- **Task directions**: Take each line that has the word "this" and return it.

- **Material shown**:
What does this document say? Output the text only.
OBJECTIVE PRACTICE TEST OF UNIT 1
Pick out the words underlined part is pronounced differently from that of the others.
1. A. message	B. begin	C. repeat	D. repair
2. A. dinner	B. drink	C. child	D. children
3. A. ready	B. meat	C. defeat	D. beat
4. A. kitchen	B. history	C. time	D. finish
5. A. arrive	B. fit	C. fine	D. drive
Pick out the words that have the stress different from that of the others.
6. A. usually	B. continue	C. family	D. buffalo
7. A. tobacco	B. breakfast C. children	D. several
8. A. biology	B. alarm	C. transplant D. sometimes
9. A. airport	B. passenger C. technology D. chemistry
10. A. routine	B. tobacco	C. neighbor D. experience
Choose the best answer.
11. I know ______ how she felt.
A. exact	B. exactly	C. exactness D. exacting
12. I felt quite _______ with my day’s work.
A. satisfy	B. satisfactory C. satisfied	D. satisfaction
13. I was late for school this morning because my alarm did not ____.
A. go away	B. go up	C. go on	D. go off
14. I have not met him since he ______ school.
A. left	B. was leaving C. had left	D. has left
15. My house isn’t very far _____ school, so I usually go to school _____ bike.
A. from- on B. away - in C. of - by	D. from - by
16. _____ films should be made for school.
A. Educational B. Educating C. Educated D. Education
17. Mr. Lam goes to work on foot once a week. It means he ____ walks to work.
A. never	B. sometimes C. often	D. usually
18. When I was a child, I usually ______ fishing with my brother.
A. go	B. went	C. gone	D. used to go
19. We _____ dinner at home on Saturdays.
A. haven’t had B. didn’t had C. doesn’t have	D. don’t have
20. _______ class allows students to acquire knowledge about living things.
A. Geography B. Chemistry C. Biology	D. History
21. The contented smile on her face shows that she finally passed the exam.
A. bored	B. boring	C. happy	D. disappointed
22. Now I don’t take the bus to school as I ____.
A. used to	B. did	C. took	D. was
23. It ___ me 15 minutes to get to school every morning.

- **Exercise answer**:
What does this document say? Output the text only.
13. I was late for school this morning because my alarm did not ____.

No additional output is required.